[Collected data entries]

■ ■ ■

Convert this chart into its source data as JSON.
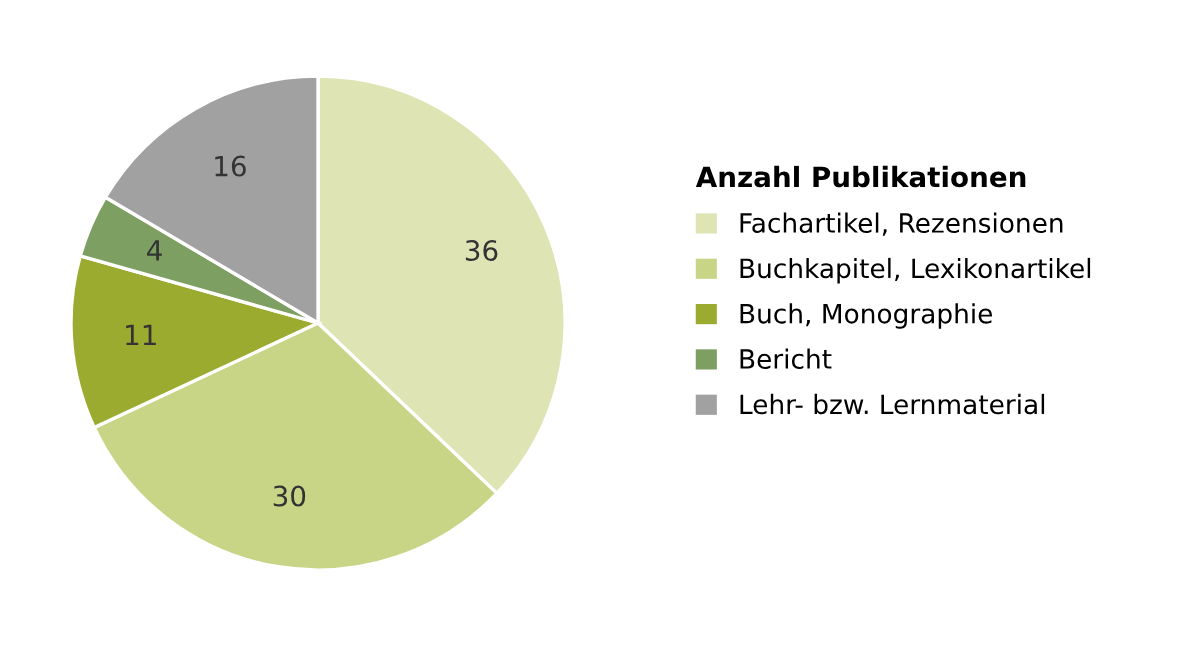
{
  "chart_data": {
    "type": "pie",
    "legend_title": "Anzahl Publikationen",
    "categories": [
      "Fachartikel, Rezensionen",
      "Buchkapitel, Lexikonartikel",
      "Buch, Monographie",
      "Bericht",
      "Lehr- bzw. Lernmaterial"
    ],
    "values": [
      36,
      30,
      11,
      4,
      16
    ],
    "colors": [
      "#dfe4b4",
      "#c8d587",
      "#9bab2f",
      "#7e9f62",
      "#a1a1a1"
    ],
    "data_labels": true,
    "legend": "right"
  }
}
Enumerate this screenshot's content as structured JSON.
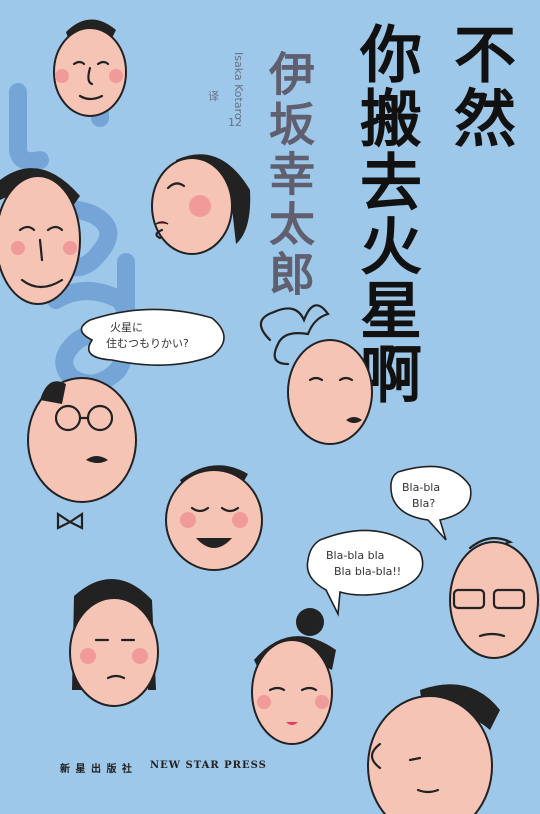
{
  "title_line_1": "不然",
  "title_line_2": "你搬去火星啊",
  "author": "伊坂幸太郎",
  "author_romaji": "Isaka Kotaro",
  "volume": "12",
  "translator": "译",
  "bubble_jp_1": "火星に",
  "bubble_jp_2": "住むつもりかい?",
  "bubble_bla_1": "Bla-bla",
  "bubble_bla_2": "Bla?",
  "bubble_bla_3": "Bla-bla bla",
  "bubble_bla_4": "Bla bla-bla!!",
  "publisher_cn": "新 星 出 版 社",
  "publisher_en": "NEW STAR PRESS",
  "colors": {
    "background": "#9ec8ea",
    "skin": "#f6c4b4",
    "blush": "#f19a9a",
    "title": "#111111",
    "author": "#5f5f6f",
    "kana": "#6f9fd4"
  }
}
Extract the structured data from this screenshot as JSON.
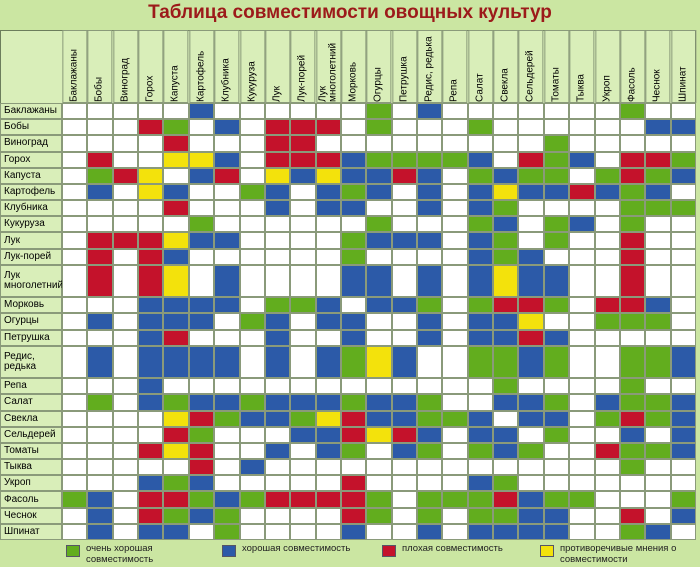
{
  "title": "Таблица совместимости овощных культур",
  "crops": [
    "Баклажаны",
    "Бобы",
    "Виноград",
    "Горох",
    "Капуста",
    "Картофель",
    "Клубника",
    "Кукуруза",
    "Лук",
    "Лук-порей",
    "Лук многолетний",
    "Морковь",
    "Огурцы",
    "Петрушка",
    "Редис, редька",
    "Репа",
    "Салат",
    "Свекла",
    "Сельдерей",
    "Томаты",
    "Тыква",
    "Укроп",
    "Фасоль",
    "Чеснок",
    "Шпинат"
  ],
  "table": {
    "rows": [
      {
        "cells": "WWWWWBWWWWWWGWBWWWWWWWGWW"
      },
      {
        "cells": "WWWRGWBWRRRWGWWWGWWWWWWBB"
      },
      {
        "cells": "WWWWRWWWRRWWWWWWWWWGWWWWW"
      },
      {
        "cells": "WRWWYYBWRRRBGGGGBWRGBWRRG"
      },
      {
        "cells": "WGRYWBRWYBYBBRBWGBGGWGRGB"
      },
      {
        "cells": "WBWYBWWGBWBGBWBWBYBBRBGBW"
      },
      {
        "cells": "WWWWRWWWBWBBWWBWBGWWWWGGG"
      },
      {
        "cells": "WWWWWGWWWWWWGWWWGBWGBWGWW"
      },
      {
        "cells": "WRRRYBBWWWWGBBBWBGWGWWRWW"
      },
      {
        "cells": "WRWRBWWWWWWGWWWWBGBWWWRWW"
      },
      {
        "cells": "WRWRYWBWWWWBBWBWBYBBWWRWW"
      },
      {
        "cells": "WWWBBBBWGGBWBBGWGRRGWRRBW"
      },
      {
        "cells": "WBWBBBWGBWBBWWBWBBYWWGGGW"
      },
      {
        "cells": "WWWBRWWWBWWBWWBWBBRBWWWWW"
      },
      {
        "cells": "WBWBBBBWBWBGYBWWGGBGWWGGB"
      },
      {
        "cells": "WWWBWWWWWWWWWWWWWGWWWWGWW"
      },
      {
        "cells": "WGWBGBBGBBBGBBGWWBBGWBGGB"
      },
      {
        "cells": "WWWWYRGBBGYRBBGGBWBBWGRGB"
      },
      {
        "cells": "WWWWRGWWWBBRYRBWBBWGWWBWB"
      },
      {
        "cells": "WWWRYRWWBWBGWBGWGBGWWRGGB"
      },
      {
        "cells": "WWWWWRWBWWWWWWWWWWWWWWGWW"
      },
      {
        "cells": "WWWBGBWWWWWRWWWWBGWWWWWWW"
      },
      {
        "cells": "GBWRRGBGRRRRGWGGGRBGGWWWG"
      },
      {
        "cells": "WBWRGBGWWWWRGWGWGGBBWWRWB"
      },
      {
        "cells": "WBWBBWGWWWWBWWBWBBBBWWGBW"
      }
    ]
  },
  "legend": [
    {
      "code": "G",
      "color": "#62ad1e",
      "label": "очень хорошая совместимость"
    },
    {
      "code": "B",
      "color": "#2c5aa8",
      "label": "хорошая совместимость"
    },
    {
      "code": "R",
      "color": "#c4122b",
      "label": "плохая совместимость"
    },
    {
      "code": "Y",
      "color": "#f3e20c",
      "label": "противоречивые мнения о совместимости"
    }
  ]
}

■ ■ ■

Your task is to collect every line above that contains the word "JSON".

Convert this chart into its source data as JSON.
Enumerate this screenshot's content as structured JSON.
Extract the structured data from this screenshot as JSON.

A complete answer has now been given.